AIM OF THE TASK: Print the listing as it stands, omitting all images.

GIVEN INFORMATION:
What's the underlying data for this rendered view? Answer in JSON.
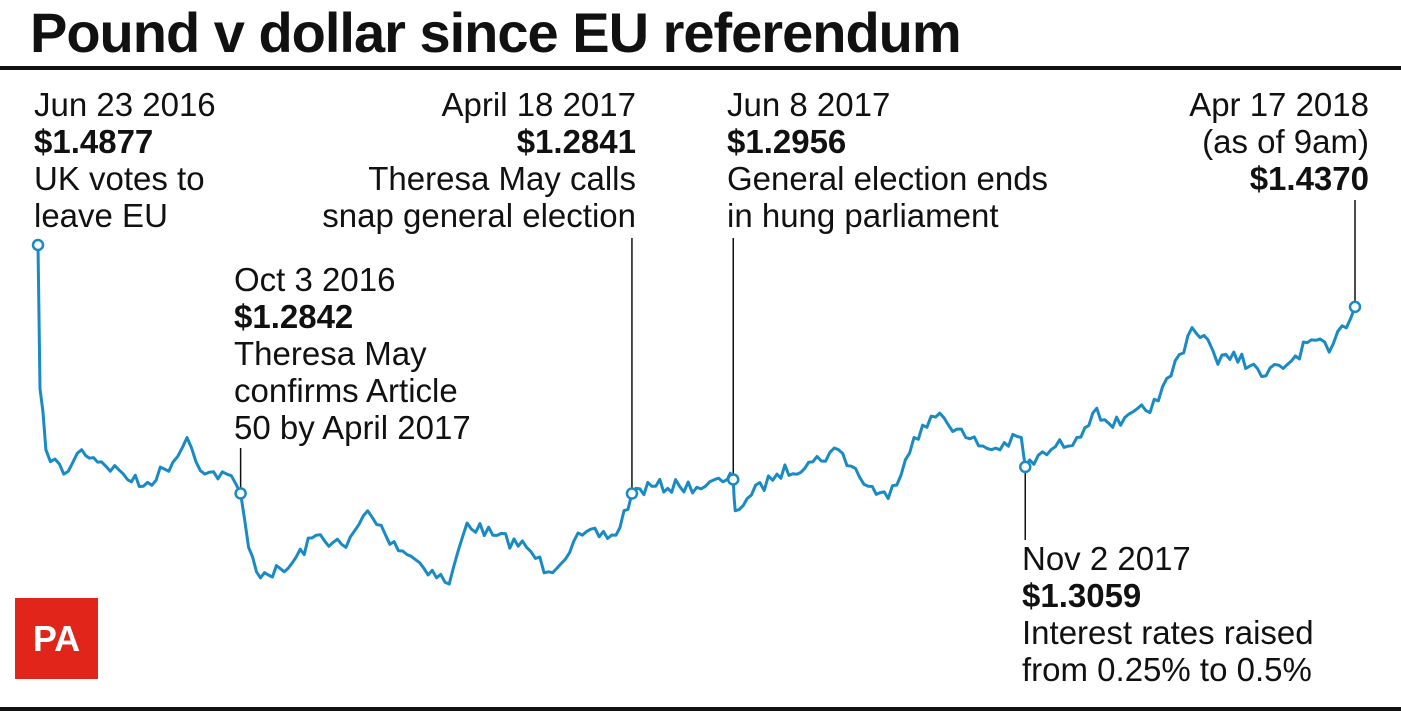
{
  "title": "Pound v dollar since EU referendum",
  "brand": {
    "logo_text": "PA",
    "logo_color": "#e1251b"
  },
  "colors": {
    "line": "#1a8ac4",
    "text": "#111111"
  },
  "chart_data": {
    "type": "line",
    "title": "Pound v dollar since EU referendum",
    "xlabel": "",
    "ylabel": "",
    "grid": false,
    "y_unit": "$",
    "series": [
      {
        "x": [
          "2016-06-23",
          "2016-06-24",
          "2016-06-27",
          "2016-07-06",
          "2016-07-15",
          "2016-07-25",
          "2016-08-05",
          "2016-08-15",
          "2016-08-30",
          "2016-09-06",
          "2016-09-15",
          "2016-09-26",
          "2016-10-03",
          "2016-10-07",
          "2016-10-11",
          "2016-10-25",
          "2016-11-10",
          "2016-11-25",
          "2016-12-06",
          "2016-12-15",
          "2016-12-30",
          "2017-01-16",
          "2017-01-25",
          "2017-02-07",
          "2017-02-24",
          "2017-03-07",
          "2017-03-24",
          "2017-04-10",
          "2017-04-18",
          "2017-04-28",
          "2017-05-12",
          "2017-05-25",
          "2017-06-05",
          "2017-06-08",
          "2017-06-09",
          "2017-06-15",
          "2017-06-30",
          "2017-07-18",
          "2017-07-31",
          "2017-08-15",
          "2017-08-25",
          "2017-09-07",
          "2017-09-20",
          "2017-10-03",
          "2017-10-16",
          "2017-10-31",
          "2017-11-02",
          "2017-11-15",
          "2017-11-28",
          "2017-12-06",
          "2017-12-20",
          "2018-01-08",
          "2018-01-25",
          "2018-02-02",
          "2018-02-07",
          "2018-02-15",
          "2018-03-01",
          "2018-03-14",
          "2018-03-26",
          "2018-04-04",
          "2018-04-17"
        ],
        "y": [
          1.4877,
          1.37,
          1.32,
          1.3,
          1.32,
          1.31,
          1.3,
          1.29,
          1.31,
          1.33,
          1.3,
          1.3,
          1.2842,
          1.24,
          1.22,
          1.22,
          1.25,
          1.24,
          1.27,
          1.25,
          1.23,
          1.21,
          1.26,
          1.25,
          1.24,
          1.22,
          1.25,
          1.25,
          1.2841,
          1.29,
          1.29,
          1.29,
          1.2956,
          1.2956,
          1.27,
          1.28,
          1.3,
          1.31,
          1.32,
          1.29,
          1.28,
          1.33,
          1.35,
          1.33,
          1.32,
          1.33,
          1.3059,
          1.32,
          1.33,
          1.35,
          1.34,
          1.36,
          1.42,
          1.41,
          1.39,
          1.4,
          1.38,
          1.39,
          1.41,
          1.4,
          1.437
        ]
      }
    ],
    "annotations": [
      {
        "date": "Jun 23 2016",
        "value": "$1.4877",
        "text": [
          "UK votes to",
          "leave EU"
        ]
      },
      {
        "date": "Oct 3 2016",
        "value": "$1.2842",
        "text": [
          "Theresa May",
          "confirms Article",
          "50 by April 2017"
        ]
      },
      {
        "date": "April 18 2017",
        "value": "$1.2841",
        "text": [
          "Theresa May calls",
          "snap general election"
        ]
      },
      {
        "date": "Jun 8 2017",
        "value": "$1.2956",
        "text": [
          "General election ends",
          "in hung parliament"
        ]
      },
      {
        "date": "Nov 2 2017",
        "value": "$1.3059",
        "text": [
          "Interest rates raised",
          "from 0.25% to 0.5%"
        ]
      },
      {
        "date": "Apr 17 2018",
        "note": "(as of 9am)",
        "value": "$1.4370"
      }
    ]
  }
}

WRITTEN SOLUTION:
What's the underlying data for this rendered view? Answer in JSON.
{
  "title": "Pound v dollar since EU referendum",
  "brand": {
    "logo_text": "PA",
    "logo_color": "#e1251b"
  },
  "colors": {
    "line": "#1a8ac4",
    "text": "#111111"
  },
  "chart_data": {
    "type": "line",
    "title": "Pound v dollar since EU referendum",
    "xlabel": "",
    "ylabel": "",
    "grid": false,
    "y_unit": "$",
    "series": [
      {
        "x": [
          "2016-06-23",
          "2016-06-24",
          "2016-06-27",
          "2016-07-06",
          "2016-07-15",
          "2016-07-25",
          "2016-08-05",
          "2016-08-15",
          "2016-08-30",
          "2016-09-06",
          "2016-09-15",
          "2016-09-26",
          "2016-10-03",
          "2016-10-07",
          "2016-10-11",
          "2016-10-25",
          "2016-11-10",
          "2016-11-25",
          "2016-12-06",
          "2016-12-15",
          "2016-12-30",
          "2017-01-16",
          "2017-01-25",
          "2017-02-07",
          "2017-02-24",
          "2017-03-07",
          "2017-03-24",
          "2017-04-10",
          "2017-04-18",
          "2017-04-28",
          "2017-05-12",
          "2017-05-25",
          "2017-06-05",
          "2017-06-08",
          "2017-06-09",
          "2017-06-15",
          "2017-06-30",
          "2017-07-18",
          "2017-07-31",
          "2017-08-15",
          "2017-08-25",
          "2017-09-07",
          "2017-09-20",
          "2017-10-03",
          "2017-10-16",
          "2017-10-31",
          "2017-11-02",
          "2017-11-15",
          "2017-11-28",
          "2017-12-06",
          "2017-12-20",
          "2018-01-08",
          "2018-01-25",
          "2018-02-02",
          "2018-02-07",
          "2018-02-15",
          "2018-03-01",
          "2018-03-14",
          "2018-03-26",
          "2018-04-04",
          "2018-04-17"
        ],
        "y": [
          1.4877,
          1.37,
          1.32,
          1.3,
          1.32,
          1.31,
          1.3,
          1.29,
          1.31,
          1.33,
          1.3,
          1.3,
          1.2842,
          1.24,
          1.22,
          1.22,
          1.25,
          1.24,
          1.27,
          1.25,
          1.23,
          1.21,
          1.26,
          1.25,
          1.24,
          1.22,
          1.25,
          1.25,
          1.2841,
          1.29,
          1.29,
          1.29,
          1.2956,
          1.2956,
          1.27,
          1.28,
          1.3,
          1.31,
          1.32,
          1.29,
          1.28,
          1.33,
          1.35,
          1.33,
          1.32,
          1.33,
          1.3059,
          1.32,
          1.33,
          1.35,
          1.34,
          1.36,
          1.42,
          1.41,
          1.39,
          1.4,
          1.38,
          1.39,
          1.41,
          1.4,
          1.437
        ]
      }
    ],
    "annotations": [
      {
        "date": "Jun 23 2016",
        "value": "$1.4877",
        "text": [
          "UK votes to",
          "leave EU"
        ]
      },
      {
        "date": "Oct 3 2016",
        "value": "$1.2842",
        "text": [
          "Theresa May",
          "confirms Article",
          "50 by April 2017"
        ]
      },
      {
        "date": "April 18 2017",
        "value": "$1.2841",
        "text": [
          "Theresa May calls",
          "snap general election"
        ]
      },
      {
        "date": "Jun 8 2017",
        "value": "$1.2956",
        "text": [
          "General election ends",
          "in hung parliament"
        ]
      },
      {
        "date": "Nov 2 2017",
        "value": "$1.3059",
        "text": [
          "Interest rates raised",
          "from 0.25% to 0.5%"
        ]
      },
      {
        "date": "Apr 17 2018",
        "note": "(as of 9am)",
        "value": "$1.4370"
      }
    ]
  }
}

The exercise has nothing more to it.